TASK TO CARRY OUT
The records below need retyping in full; give them again exactly.

-- START OF PROVIDED ENTRIES --

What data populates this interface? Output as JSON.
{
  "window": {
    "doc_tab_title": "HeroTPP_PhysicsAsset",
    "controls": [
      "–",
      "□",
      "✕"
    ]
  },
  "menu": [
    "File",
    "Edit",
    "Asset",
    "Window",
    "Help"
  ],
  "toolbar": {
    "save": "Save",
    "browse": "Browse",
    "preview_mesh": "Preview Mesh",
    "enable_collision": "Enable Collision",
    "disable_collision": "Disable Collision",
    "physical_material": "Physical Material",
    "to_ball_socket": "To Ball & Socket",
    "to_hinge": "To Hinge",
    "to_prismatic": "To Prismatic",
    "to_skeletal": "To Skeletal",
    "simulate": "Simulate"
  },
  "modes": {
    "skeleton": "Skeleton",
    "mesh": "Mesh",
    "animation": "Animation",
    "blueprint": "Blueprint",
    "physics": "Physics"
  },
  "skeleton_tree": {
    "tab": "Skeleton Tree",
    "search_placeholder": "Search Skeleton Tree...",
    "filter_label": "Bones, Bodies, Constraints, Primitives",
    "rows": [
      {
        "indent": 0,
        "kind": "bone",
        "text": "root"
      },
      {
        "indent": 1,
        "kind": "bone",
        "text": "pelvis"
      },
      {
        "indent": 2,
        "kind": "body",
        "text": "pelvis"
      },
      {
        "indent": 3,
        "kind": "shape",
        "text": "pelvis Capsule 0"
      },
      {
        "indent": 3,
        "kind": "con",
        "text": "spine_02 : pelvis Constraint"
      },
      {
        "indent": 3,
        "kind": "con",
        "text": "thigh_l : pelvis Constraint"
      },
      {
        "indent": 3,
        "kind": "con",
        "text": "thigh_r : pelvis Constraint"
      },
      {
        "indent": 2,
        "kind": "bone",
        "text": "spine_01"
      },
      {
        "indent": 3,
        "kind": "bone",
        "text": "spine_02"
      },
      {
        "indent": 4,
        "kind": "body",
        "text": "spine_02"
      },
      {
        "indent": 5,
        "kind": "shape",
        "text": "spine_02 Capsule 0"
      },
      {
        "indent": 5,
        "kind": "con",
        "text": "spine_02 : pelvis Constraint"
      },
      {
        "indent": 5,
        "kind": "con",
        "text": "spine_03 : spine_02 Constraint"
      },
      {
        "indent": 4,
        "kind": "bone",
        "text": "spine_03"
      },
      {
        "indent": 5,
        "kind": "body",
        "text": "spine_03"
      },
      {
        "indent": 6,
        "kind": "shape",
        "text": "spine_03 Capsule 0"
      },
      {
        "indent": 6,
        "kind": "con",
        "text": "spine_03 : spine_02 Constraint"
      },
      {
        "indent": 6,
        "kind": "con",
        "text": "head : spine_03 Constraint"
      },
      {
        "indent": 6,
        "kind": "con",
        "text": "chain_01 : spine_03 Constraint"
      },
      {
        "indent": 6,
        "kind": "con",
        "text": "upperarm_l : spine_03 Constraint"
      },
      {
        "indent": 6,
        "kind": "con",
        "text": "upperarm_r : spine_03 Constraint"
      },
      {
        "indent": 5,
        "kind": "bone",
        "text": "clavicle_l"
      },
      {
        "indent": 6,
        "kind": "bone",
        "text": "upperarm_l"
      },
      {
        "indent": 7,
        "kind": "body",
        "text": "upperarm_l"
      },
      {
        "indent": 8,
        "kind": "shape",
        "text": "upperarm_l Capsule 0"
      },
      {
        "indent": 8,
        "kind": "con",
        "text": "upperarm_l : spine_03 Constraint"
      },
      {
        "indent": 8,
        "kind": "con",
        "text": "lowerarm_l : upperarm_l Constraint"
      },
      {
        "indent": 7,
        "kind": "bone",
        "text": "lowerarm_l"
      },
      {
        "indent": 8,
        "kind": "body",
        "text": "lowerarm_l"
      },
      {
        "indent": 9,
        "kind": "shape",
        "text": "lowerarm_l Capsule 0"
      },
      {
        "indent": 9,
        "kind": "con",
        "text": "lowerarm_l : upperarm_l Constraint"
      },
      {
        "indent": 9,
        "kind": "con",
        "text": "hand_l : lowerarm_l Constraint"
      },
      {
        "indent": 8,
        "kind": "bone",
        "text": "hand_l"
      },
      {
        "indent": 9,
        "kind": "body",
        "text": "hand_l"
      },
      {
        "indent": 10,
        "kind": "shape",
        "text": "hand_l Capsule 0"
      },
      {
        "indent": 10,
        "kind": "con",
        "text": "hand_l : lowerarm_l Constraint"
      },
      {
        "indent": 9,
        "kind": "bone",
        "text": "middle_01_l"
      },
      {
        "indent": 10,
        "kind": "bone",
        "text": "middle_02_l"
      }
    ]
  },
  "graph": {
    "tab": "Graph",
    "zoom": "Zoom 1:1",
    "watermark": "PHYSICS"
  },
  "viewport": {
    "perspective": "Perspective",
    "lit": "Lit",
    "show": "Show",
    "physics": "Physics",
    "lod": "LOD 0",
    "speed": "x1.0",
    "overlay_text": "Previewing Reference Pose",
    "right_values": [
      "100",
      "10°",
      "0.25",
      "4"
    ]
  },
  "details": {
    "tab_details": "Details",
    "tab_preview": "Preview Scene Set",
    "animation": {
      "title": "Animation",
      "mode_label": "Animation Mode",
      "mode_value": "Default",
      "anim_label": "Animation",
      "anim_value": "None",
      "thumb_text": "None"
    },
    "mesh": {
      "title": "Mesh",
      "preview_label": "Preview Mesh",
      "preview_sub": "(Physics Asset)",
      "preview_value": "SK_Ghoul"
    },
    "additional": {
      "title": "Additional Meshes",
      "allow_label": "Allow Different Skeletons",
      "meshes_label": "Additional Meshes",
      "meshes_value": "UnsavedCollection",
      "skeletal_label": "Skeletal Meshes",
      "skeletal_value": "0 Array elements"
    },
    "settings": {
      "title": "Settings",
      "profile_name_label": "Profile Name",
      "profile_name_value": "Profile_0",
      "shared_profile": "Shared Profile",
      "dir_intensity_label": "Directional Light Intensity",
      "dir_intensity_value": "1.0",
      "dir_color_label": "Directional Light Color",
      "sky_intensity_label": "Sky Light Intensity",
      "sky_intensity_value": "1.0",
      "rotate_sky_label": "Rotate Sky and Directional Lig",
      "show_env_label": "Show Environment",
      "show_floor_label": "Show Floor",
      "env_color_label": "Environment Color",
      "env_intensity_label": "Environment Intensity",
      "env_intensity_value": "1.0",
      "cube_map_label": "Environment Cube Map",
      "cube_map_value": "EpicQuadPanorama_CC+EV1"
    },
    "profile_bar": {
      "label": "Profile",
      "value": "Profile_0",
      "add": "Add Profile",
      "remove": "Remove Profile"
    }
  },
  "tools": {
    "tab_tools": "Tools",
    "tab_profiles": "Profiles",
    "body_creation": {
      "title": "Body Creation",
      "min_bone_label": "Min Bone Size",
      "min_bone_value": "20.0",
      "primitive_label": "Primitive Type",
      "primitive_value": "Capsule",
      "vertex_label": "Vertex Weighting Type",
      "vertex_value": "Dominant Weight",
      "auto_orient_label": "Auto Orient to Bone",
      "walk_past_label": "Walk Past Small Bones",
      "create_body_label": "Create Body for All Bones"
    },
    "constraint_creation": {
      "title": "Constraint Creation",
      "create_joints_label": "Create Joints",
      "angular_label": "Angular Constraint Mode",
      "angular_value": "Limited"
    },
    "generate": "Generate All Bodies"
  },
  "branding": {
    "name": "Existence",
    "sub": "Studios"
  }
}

-- END OF PROVIDED ENTRIES --

THE SOLUTION
What data populates this interface? Output as JSON.
{
  "window": {
    "doc_tab_title": "HeroTPP_PhysicsAsset",
    "controls": [
      "–",
      "□",
      "✕"
    ]
  },
  "menu": [
    "File",
    "Edit",
    "Asset",
    "Window",
    "Help"
  ],
  "toolbar": {
    "save": "Save",
    "browse": "Browse",
    "preview_mesh": "Preview Mesh",
    "enable_collision": "Enable Collision",
    "disable_collision": "Disable Collision",
    "physical_material": "Physical Material",
    "to_ball_socket": "To Ball & Socket",
    "to_hinge": "To Hinge",
    "to_prismatic": "To Prismatic",
    "to_skeletal": "To Skeletal",
    "simulate": "Simulate"
  },
  "modes": {
    "skeleton": "Skeleton",
    "mesh": "Mesh",
    "animation": "Animation",
    "blueprint": "Blueprint",
    "physics": "Physics"
  },
  "skeleton_tree": {
    "tab": "Skeleton Tree",
    "search_placeholder": "Search Skeleton Tree...",
    "filter_label": "Bones, Bodies, Constraints, Primitives",
    "rows": [
      {
        "indent": 0,
        "kind": "bone",
        "text": "root"
      },
      {
        "indent": 1,
        "kind": "bone",
        "text": "pelvis"
      },
      {
        "indent": 2,
        "kind": "body",
        "text": "pelvis"
      },
      {
        "indent": 3,
        "kind": "shape",
        "text": "pelvis Capsule 0"
      },
      {
        "indent": 3,
        "kind": "con",
        "text": "spine_02 : pelvis Constraint"
      },
      {
        "indent": 3,
        "kind": "con",
        "text": "thigh_l : pelvis Constraint"
      },
      {
        "indent": 3,
        "kind": "con",
        "text": "thigh_r : pelvis Constraint"
      },
      {
        "indent": 2,
        "kind": "bone",
        "text": "spine_01"
      },
      {
        "indent": 3,
        "kind": "bone",
        "text": "spine_02"
      },
      {
        "indent": 4,
        "kind": "body",
        "text": "spine_02"
      },
      {
        "indent": 5,
        "kind": "shape",
        "text": "spine_02 Capsule 0"
      },
      {
        "indent": 5,
        "kind": "con",
        "text": "spine_02 : pelvis Constraint"
      },
      {
        "indent": 5,
        "kind": "con",
        "text": "spine_03 : spine_02 Constraint"
      },
      {
        "indent": 4,
        "kind": "bone",
        "text": "spine_03"
      },
      {
        "indent": 5,
        "kind": "body",
        "text": "spine_03"
      },
      {
        "indent": 6,
        "kind": "shape",
        "text": "spine_03 Capsule 0"
      },
      {
        "indent": 6,
        "kind": "con",
        "text": "spine_03 : spine_02 Constraint"
      },
      {
        "indent": 6,
        "kind": "con",
        "text": "head : spine_03 Constraint"
      },
      {
        "indent": 6,
        "kind": "con",
        "text": "chain_01 : spine_03 Constraint"
      },
      {
        "indent": 6,
        "kind": "con",
        "text": "upperarm_l : spine_03 Constraint"
      },
      {
        "indent": 6,
        "kind": "con",
        "text": "upperarm_r : spine_03 Constraint"
      },
      {
        "indent": 5,
        "kind": "bone",
        "text": "clavicle_l"
      },
      {
        "indent": 6,
        "kind": "bone",
        "text": "upperarm_l"
      },
      {
        "indent": 7,
        "kind": "body",
        "text": "upperarm_l"
      },
      {
        "indent": 8,
        "kind": "shape",
        "text": "upperarm_l Capsule 0"
      },
      {
        "indent": 8,
        "kind": "con",
        "text": "upperarm_l : spine_03 Constraint"
      },
      {
        "indent": 8,
        "kind": "con",
        "text": "lowerarm_l : upperarm_l Constraint"
      },
      {
        "indent": 7,
        "kind": "bone",
        "text": "lowerarm_l"
      },
      {
        "indent": 8,
        "kind": "body",
        "text": "lowerarm_l"
      },
      {
        "indent": 9,
        "kind": "shape",
        "text": "lowerarm_l Capsule 0"
      },
      {
        "indent": 9,
        "kind": "con",
        "text": "lowerarm_l : upperarm_l Constraint"
      },
      {
        "indent": 9,
        "kind": "con",
        "text": "hand_l : lowerarm_l Constraint"
      },
      {
        "indent": 8,
        "kind": "bone",
        "text": "hand_l"
      },
      {
        "indent": 9,
        "kind": "body",
        "text": "hand_l"
      },
      {
        "indent": 10,
        "kind": "shape",
        "text": "hand_l Capsule 0"
      },
      {
        "indent": 10,
        "kind": "con",
        "text": "hand_l : lowerarm_l Constraint"
      },
      {
        "indent": 9,
        "kind": "bone",
        "text": "middle_01_l"
      },
      {
        "indent": 10,
        "kind": "bone",
        "text": "middle_02_l"
      }
    ]
  },
  "graph": {
    "tab": "Graph",
    "zoom": "Zoom 1:1",
    "watermark": "PHYSICS"
  },
  "viewport": {
    "perspective": "Perspective",
    "lit": "Lit",
    "show": "Show",
    "physics": "Physics",
    "lod": "LOD 0",
    "speed": "x1.0",
    "overlay_text": "Previewing Reference Pose",
    "right_values": [
      "100",
      "10°",
      "0.25",
      "4"
    ]
  },
  "details": {
    "tab_details": "Details",
    "tab_preview": "Preview Scene Set",
    "animation": {
      "title": "Animation",
      "mode_label": "Animation Mode",
      "mode_value": "Default",
      "anim_label": "Animation",
      "anim_value": "None",
      "thumb_text": "None"
    },
    "mesh": {
      "title": "Mesh",
      "preview_label": "Preview Mesh",
      "preview_sub": "(Physics Asset)",
      "preview_value": "SK_Ghoul"
    },
    "additional": {
      "title": "Additional Meshes",
      "allow_label": "Allow Different Skeletons",
      "meshes_label": "Additional Meshes",
      "meshes_value": "UnsavedCollection",
      "skeletal_label": "Skeletal Meshes",
      "skeletal_value": "0 Array elements"
    },
    "settings": {
      "title": "Settings",
      "profile_name_label": "Profile Name",
      "profile_name_value": "Profile_0",
      "shared_profile": "Shared Profile",
      "dir_intensity_label": "Directional Light Intensity",
      "dir_intensity_value": "1.0",
      "dir_color_label": "Directional Light Color",
      "sky_intensity_label": "Sky Light Intensity",
      "sky_intensity_value": "1.0",
      "rotate_sky_label": "Rotate Sky and Directional Lig",
      "show_env_label": "Show Environment",
      "show_floor_label": "Show Floor",
      "env_color_label": "Environment Color",
      "env_intensity_label": "Environment Intensity",
      "env_intensity_value": "1.0",
      "cube_map_label": "Environment Cube Map",
      "cube_map_value": "EpicQuadPanorama_CC+EV1"
    },
    "profile_bar": {
      "label": "Profile",
      "value": "Profile_0",
      "add": "Add Profile",
      "remove": "Remove Profile"
    }
  },
  "tools": {
    "tab_tools": "Tools",
    "tab_profiles": "Profiles",
    "body_creation": {
      "title": "Body Creation",
      "min_bone_label": "Min Bone Size",
      "min_bone_value": "20.0",
      "primitive_label": "Primitive Type",
      "primitive_value": "Capsule",
      "vertex_label": "Vertex Weighting Type",
      "vertex_value": "Dominant Weight",
      "auto_orient_label": "Auto Orient to Bone",
      "walk_past_label": "Walk Past Small Bones",
      "create_body_label": "Create Body for All Bones"
    },
    "constraint_creation": {
      "title": "Constraint Creation",
      "create_joints_label": "Create Joints",
      "angular_label": "Angular Constraint Mode",
      "angular_value": "Limited"
    },
    "generate": "Generate All Bodies"
  },
  "branding": {
    "name": "Existence",
    "sub": "Studios"
  }
}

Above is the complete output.